Challenge
Give the count of lines that include the string "content". Add nothing to it.

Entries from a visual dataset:

** Begin **

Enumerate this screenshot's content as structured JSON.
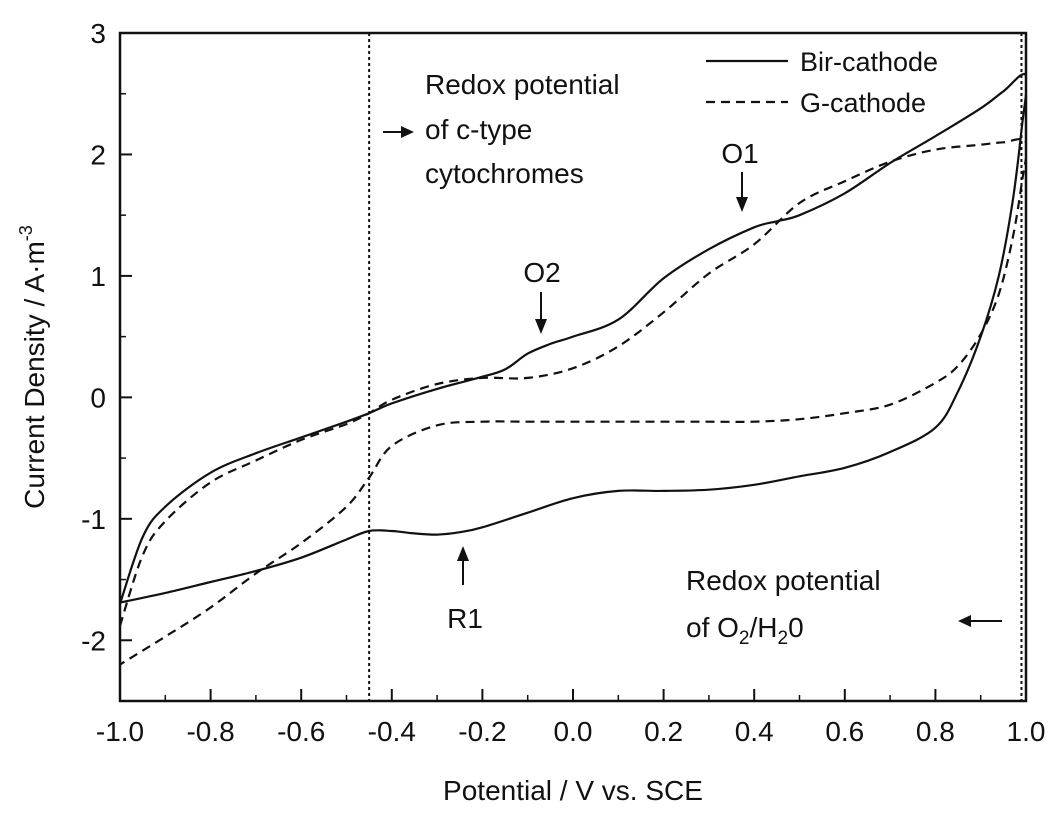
{
  "chart_data": {
    "type": "line",
    "xlabel": "Potential / V vs. SCE",
    "ylabel": "Current Density / A·m",
    "ylabel_superscript": "-3",
    "xlim": [
      -1.0,
      1.0
    ],
    "ylim": [
      -2.5,
      3.0
    ],
    "x_ticks": [
      -1.0,
      -0.8,
      -0.6,
      -0.4,
      -0.2,
      0.0,
      0.2,
      0.4,
      0.6,
      0.8,
      1.0
    ],
    "x_tick_labels": [
      "-1.0",
      "-0.8",
      "-0.6",
      "-0.4",
      "-0.2",
      "0.0",
      "0.2",
      "0.4",
      "0.6",
      "0.8",
      "1.0"
    ],
    "y_ticks": [
      -2,
      -1,
      0,
      1,
      2,
      3
    ],
    "y_tick_labels": [
      "-2",
      "-1",
      "0",
      "1",
      "2",
      "3"
    ],
    "grid": false,
    "legend_position": "top-right",
    "series": [
      {
        "name": "Bir-cathode",
        "style": "solid",
        "color": "#111111",
        "x": [
          -1.0,
          -0.95,
          -0.9,
          -0.8,
          -0.7,
          -0.6,
          -0.5,
          -0.45,
          -0.4,
          -0.3,
          -0.2,
          -0.15,
          -0.1,
          -0.05,
          0.0,
          0.1,
          0.2,
          0.3,
          0.4,
          0.45,
          0.5,
          0.6,
          0.7,
          0.8,
          0.9,
          0.95,
          1.0,
          0.99,
          0.97,
          0.94,
          0.9,
          0.85,
          0.8,
          0.7,
          0.6,
          0.5,
          0.4,
          0.3,
          0.2,
          0.1,
          0.0,
          -0.1,
          -0.2,
          -0.25,
          -0.3,
          -0.35,
          -0.4,
          -0.45,
          -0.5,
          -0.6,
          -0.7,
          -0.8,
          -0.9,
          -1.0
        ],
        "y": [
          -1.7,
          -1.15,
          -0.9,
          -0.62,
          -0.46,
          -0.33,
          -0.2,
          -0.13,
          -0.05,
          0.07,
          0.17,
          0.23,
          0.36,
          0.44,
          0.5,
          0.64,
          0.98,
          1.22,
          1.4,
          1.45,
          1.5,
          1.68,
          1.93,
          2.15,
          2.38,
          2.52,
          2.65,
          2.2,
          1.6,
          1.0,
          0.5,
          0.05,
          -0.25,
          -0.45,
          -0.58,
          -0.65,
          -0.72,
          -0.76,
          -0.77,
          -0.77,
          -0.83,
          -0.95,
          -1.07,
          -1.11,
          -1.13,
          -1.12,
          -1.1,
          -1.1,
          -1.17,
          -1.32,
          -1.43,
          -1.52,
          -1.61,
          -1.69
        ]
      },
      {
        "name": "G-cathode",
        "style": "dashed",
        "color": "#111111",
        "x": [
          -1.0,
          -0.95,
          -0.9,
          -0.8,
          -0.7,
          -0.6,
          -0.5,
          -0.45,
          -0.4,
          -0.3,
          -0.2,
          -0.1,
          0.0,
          0.1,
          0.2,
          0.3,
          0.4,
          0.5,
          0.6,
          0.7,
          0.8,
          0.9,
          0.95,
          1.0,
          0.99,
          0.97,
          0.94,
          0.9,
          0.85,
          0.8,
          0.7,
          0.6,
          0.5,
          0.4,
          0.3,
          0.2,
          0.1,
          0.0,
          -0.1,
          -0.2,
          -0.3,
          -0.4,
          -0.45,
          -0.5,
          -0.6,
          -0.7,
          -0.8,
          -0.9,
          -1.0
        ],
        "y": [
          -1.88,
          -1.3,
          -1.02,
          -0.7,
          -0.52,
          -0.35,
          -0.22,
          -0.13,
          -0.02,
          0.11,
          0.16,
          0.16,
          0.24,
          0.42,
          0.7,
          1.02,
          1.26,
          1.6,
          1.78,
          1.94,
          2.04,
          2.08,
          2.1,
          2.1,
          1.75,
          1.3,
          0.85,
          0.52,
          0.26,
          0.12,
          -0.06,
          -0.13,
          -0.18,
          -0.2,
          -0.2,
          -0.2,
          -0.2,
          -0.2,
          -0.2,
          -0.2,
          -0.23,
          -0.4,
          -0.66,
          -0.9,
          -1.2,
          -1.45,
          -1.73,
          -1.97,
          -2.2
        ]
      }
    ],
    "reference_lines": [
      {
        "x": -0.45,
        "style": "dotted"
      },
      {
        "x": 0.99,
        "style": "dotted"
      }
    ],
    "annotations": [
      {
        "id": "cytochrome",
        "lines": [
          "Redox potential",
          "of c-type",
          "cytochromes"
        ],
        "arrow": "right"
      },
      {
        "id": "o1",
        "label": "O1",
        "x": 0.38,
        "arrow": "down"
      },
      {
        "id": "o2",
        "label": "O2",
        "x": -0.07,
        "arrow": "down"
      },
      {
        "id": "r1",
        "label": "R1",
        "x": -0.24,
        "arrow": "up"
      },
      {
        "id": "o2h2o",
        "line1": "Redox potential",
        "line2_parts": [
          "of O",
          "2",
          "/H",
          "2",
          "0"
        ],
        "arrow": "left"
      }
    ]
  }
}
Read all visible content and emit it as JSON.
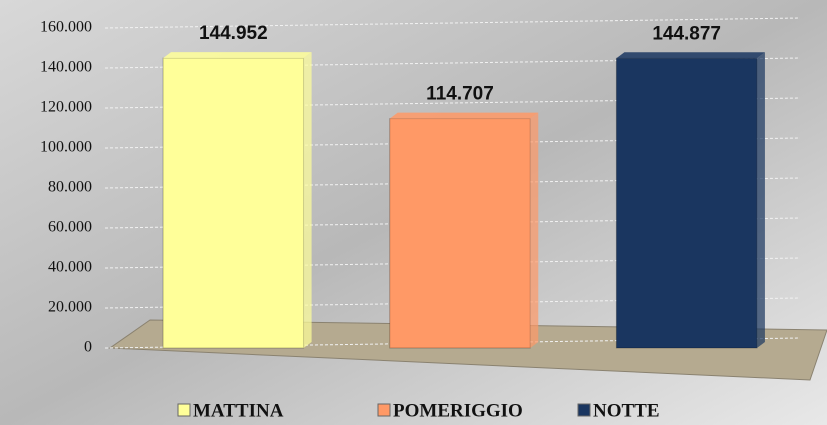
{
  "chart_data": {
    "type": "bar",
    "categories": [
      null
    ],
    "series": [
      {
        "name": "MATTINA",
        "color": "#ffff99",
        "values": [
          144952
        ],
        "value_labels": [
          "144.952"
        ]
      },
      {
        "name": "POMERIGGIO",
        "color": "#ff9966",
        "values": [
          114707
        ],
        "value_labels": [
          "114.707"
        ]
      },
      {
        "name": "NOTTE",
        "color": "#1a3660",
        "values": [
          144877
        ],
        "value_labels": [
          "144.877"
        ]
      }
    ],
    "ylim": [
      0,
      160000
    ],
    "yticks": [
      0,
      {
        "value": 20000,
        "label": "20.000"
      },
      {
        "value": 40000,
        "label": "40.000"
      },
      {
        "value": 60000,
        "label": "60.000"
      },
      {
        "value": 80000,
        "label": "80.000"
      },
      {
        "value": 100000,
        "label": "100.000"
      },
      {
        "value": 120000,
        "label": "120.000"
      },
      {
        "value": 140000,
        "label": "140.000"
      },
      {
        "value": 160000,
        "label": "160.000"
      }
    ],
    "grid": true
  }
}
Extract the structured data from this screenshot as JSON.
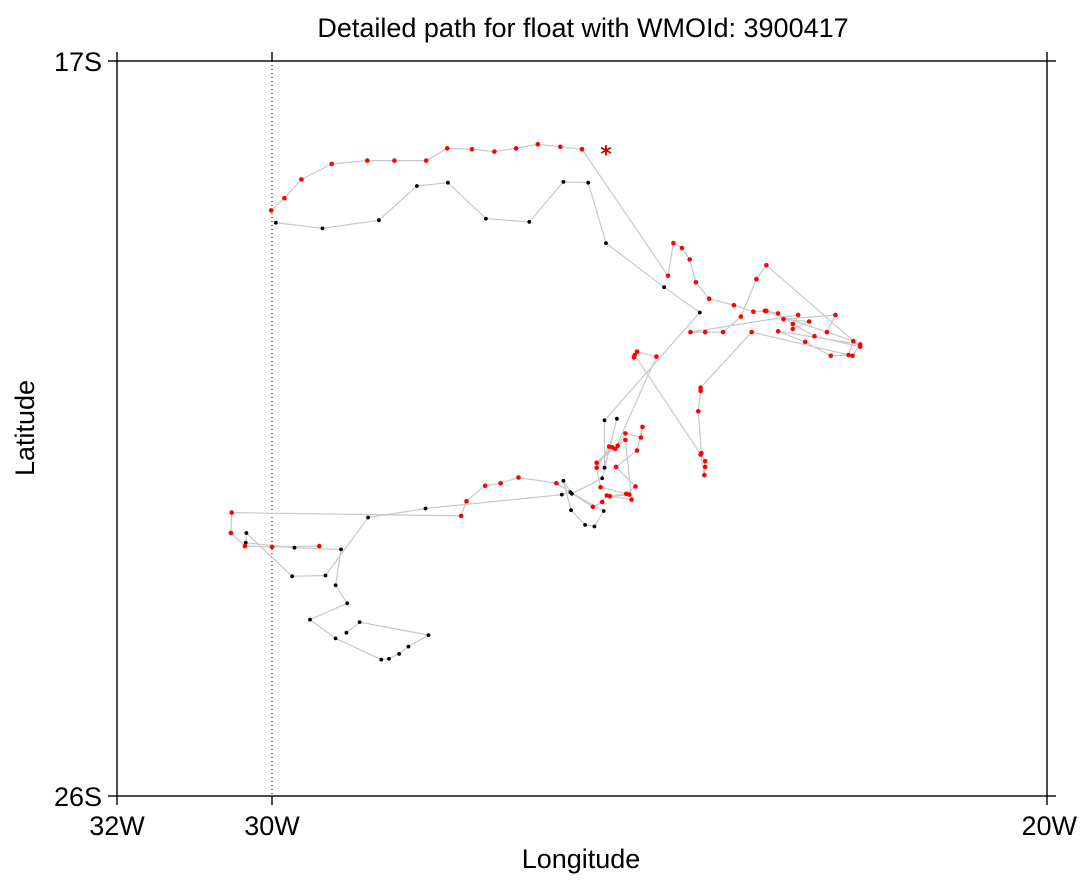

** End **

Right answer
2